RECORDS SHOWN.

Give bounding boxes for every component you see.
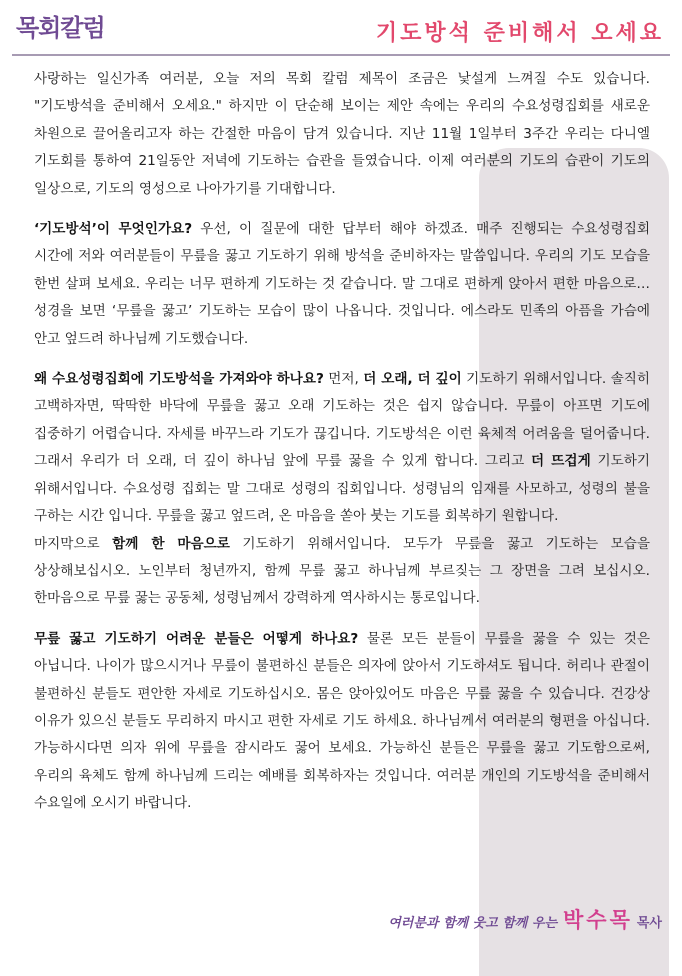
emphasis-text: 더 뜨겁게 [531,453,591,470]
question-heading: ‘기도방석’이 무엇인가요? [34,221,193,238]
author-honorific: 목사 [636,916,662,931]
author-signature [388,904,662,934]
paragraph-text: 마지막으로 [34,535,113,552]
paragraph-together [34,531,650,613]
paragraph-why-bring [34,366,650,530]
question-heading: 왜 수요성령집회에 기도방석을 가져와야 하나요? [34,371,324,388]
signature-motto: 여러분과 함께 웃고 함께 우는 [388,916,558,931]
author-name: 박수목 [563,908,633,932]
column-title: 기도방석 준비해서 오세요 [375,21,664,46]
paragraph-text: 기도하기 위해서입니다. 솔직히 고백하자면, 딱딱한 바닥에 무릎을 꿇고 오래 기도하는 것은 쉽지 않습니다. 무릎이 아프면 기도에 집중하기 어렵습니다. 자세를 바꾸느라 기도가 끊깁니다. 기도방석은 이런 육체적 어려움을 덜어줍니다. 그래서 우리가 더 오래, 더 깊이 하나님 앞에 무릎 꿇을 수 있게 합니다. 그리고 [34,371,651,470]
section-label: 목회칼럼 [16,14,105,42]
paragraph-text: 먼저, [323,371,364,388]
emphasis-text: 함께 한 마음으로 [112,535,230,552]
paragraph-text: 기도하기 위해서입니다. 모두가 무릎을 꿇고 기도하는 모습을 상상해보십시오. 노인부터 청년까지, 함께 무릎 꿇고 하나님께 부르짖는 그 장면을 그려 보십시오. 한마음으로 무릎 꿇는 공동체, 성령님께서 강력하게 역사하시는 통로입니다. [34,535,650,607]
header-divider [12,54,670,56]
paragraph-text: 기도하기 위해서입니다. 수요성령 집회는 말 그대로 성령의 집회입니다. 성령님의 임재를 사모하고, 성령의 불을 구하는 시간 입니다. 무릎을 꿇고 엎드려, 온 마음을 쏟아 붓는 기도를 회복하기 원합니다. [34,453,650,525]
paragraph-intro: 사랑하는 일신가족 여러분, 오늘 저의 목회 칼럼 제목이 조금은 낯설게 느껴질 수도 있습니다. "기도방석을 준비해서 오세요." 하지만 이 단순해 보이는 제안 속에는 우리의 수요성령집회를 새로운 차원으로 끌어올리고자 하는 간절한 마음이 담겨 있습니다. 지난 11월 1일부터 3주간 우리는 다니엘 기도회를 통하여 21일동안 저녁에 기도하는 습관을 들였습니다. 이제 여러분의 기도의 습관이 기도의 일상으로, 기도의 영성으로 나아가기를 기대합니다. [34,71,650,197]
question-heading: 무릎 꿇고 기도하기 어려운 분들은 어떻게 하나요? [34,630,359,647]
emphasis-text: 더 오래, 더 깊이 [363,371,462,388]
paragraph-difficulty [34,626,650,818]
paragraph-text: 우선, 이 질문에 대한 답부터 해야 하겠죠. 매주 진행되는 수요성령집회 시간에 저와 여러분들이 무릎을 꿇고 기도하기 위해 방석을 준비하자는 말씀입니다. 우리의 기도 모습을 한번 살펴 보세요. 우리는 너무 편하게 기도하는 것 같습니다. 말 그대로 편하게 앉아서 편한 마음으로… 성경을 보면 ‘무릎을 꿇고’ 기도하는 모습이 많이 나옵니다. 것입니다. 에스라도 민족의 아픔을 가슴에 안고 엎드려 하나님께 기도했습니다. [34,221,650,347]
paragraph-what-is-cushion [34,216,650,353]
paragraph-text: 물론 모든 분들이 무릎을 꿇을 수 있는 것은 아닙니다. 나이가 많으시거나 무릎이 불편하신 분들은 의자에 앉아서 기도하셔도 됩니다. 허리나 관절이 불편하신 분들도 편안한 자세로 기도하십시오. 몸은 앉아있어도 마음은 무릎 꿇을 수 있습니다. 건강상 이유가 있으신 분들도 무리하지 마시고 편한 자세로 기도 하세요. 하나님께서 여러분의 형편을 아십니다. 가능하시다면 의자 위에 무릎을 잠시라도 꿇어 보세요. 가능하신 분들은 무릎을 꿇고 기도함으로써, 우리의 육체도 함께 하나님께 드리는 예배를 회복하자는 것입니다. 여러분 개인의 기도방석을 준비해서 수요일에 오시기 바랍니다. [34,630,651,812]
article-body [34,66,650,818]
==
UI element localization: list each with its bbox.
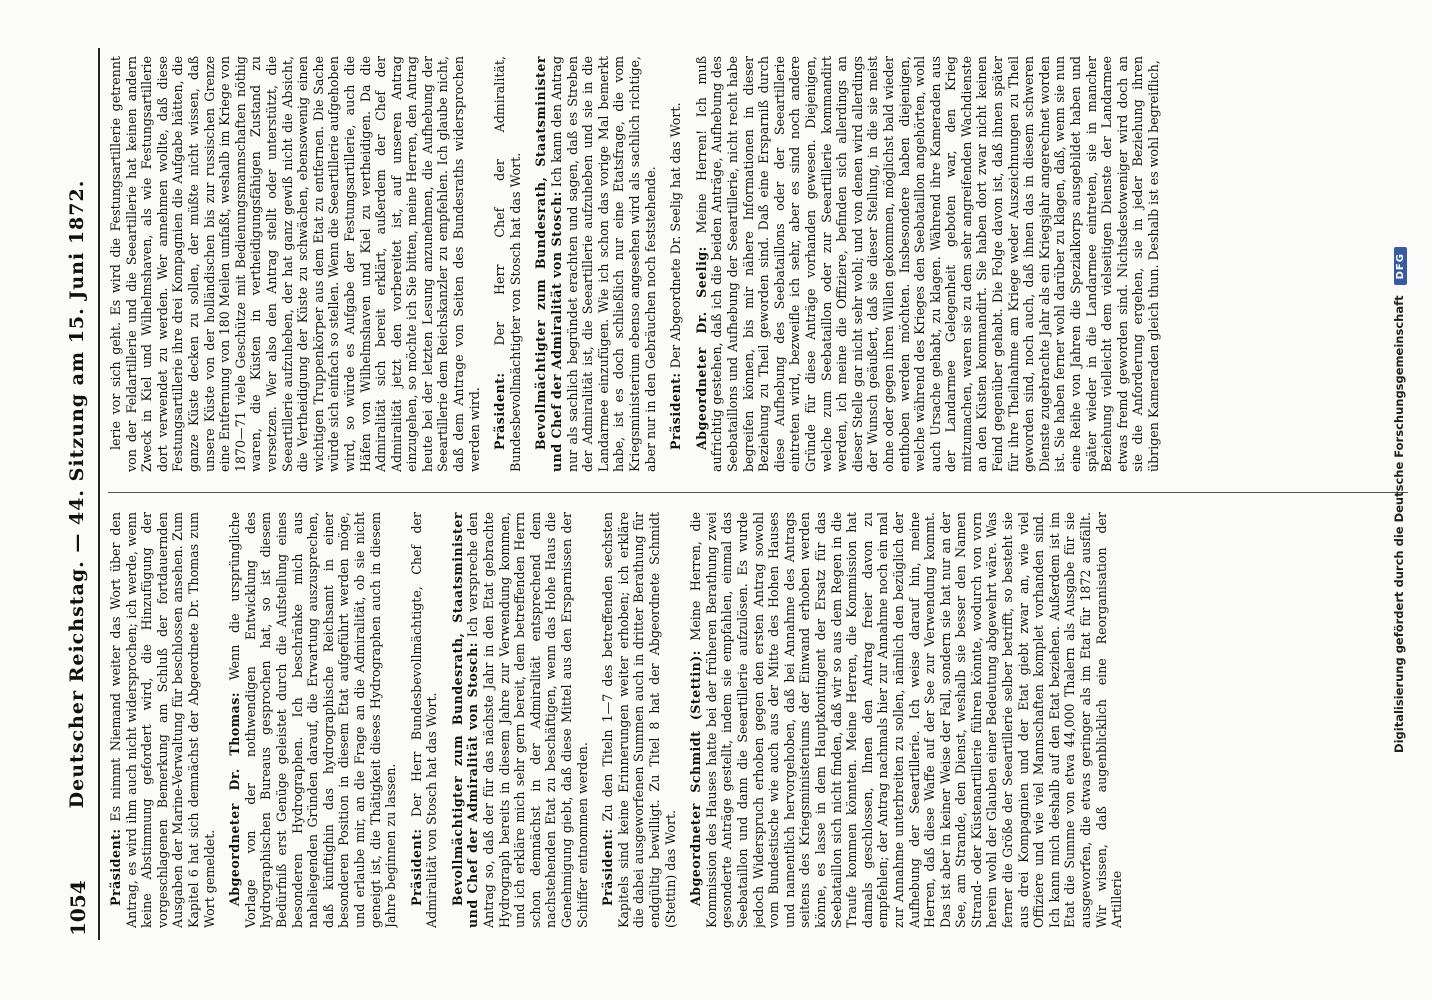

WHAT IS REQUIRED. Rewrite the stretch from the line containing "Give bounding boxes" through the line containing "paragraph-text: 우선, 이", replacing "paragraph-text" with "body-text" and leaving everything else unchanged. Leave the pictures out of your answer.

REPLY TO THE TASK.
Give bounding boxes for every component you see.
emphasis-text: 더 뜨겁게 [531,453,591,470]
question-heading: ‘기도방석’이 무엇인가요? [34,221,193,238]
author-honorific: 목사 [636,916,662,931]
author-signature [388,904,662,934]
body-text: 마지막으로 [34,535,113,552]
paragraph-together [34,531,650,613]
paragraph-why-bring [34,366,650,530]
question-heading: 왜 수요성령집회에 기도방석을 가져와야 하나요? [34,371,324,388]
signature-motto: 여러분과 함께 웃고 함께 우는 [388,916,558,931]
author-name: 박수목 [563,908,633,932]
column-title: 기도방석 준비해서 오세요 [375,21,664,46]
body-text: 기도하기 위해서입니다. 솔직히 고백하자면, 딱딱한 바닥에 무릎을 꿇고 오래 기도하는 것은 쉽지 않습니다. 무릎이 아프면 기도에 집중하기 어렵습니다. 자세를 바꾸느라 기도가 끊깁니다. 기도방석은 이런 육체적 어려움을 덜어줍니다. 그래서 우리가 더 오래, 더 깊이 하나님 앞에 무릎 꿇을 수 있게 합니다. 그리고 [34,371,651,470]
section-label: 목회칼럼 [16,14,105,42]
body-text: 먼저, [323,371,364,388]
emphasis-text: 함께 한 마음으로 [112,535,230,552]
body-text: 기도하기 위해서입니다. 모두가 무릎을 꿇고 기도하는 모습을 상상해보십시오. 노인부터 청년까지, 함께 무릎 꿇고 하나님께 부르짖는 그 장면을 그려 보십시오. 한마음으로 무릎 꿇는 공동체, 성령님께서 강력하게 역사하시는 통로입니다. [34,535,650,607]
header-divider [12,54,670,56]
body-text: 기도하기 위해서입니다. 수요성령 집회는 말 그대로 성령의 집회입니다. 성령님의 임재를 사모하고, 성령의 불을 구하는 시간 입니다. 무릎을 꿇고 엎드려, 온 마음을 쏟아 붓는 기도를 회복하기 원합니다. [34,453,650,525]
paragraph-intro: 사랑하는 일신가족 여러분, 오늘 저의 목회 칼럼 제목이 조금은 낯설게 느껴질 수도 있습니다. "기도방석을 준비해서 오세요." 하지만 이 단순해 보이는 제안 속에는 우리의 수요성령집회를 새로운 차원으로 끌어올리고자 하는 간절한 마음이 담겨 있습니다. 지난 11월 1일부터 3주간 우리는 다니엘 기도회를 통하여 21일동안 저녁에 기도하는 습관을 들였습니다. 이제 여러분의 기도의 습관이 기도의 일상으로, 기도의 영성으로 나아가기를 기대합니다. [34,71,650,197]
question-heading: 무릎 꿇고 기도하기 어려운 분들은 어떻게 하나요? [34,630,359,647]
emphasis-text: 더 오래, 더 깊이 [363,371,462,388]
paragraph-difficulty [34,626,650,818]
body-text: 우선, 이 질문에 대한 답부터 해야 하겠죠. 매주 진행되는 수요성령집회 시간에 저와 여러분들이 무릎을 꿇고 기도하기 위해 방석을 준비하자는 말씀입니다. 우리의 기도 모습을 한번 살펴 보세요. 우리는 너무 편하게 기도하는 것 같습니다. 말 그대로 편하게 앉아서 편한 마음으로… 성경을 보면 ‘무릎을 꿇고’ 기도하는 모습이 많이 나옵니다. 것입니다. 에스라도 민족의 아픔을 가슴에 안고 엎드려 하나님께 기도했습니다. [34,221,650,347]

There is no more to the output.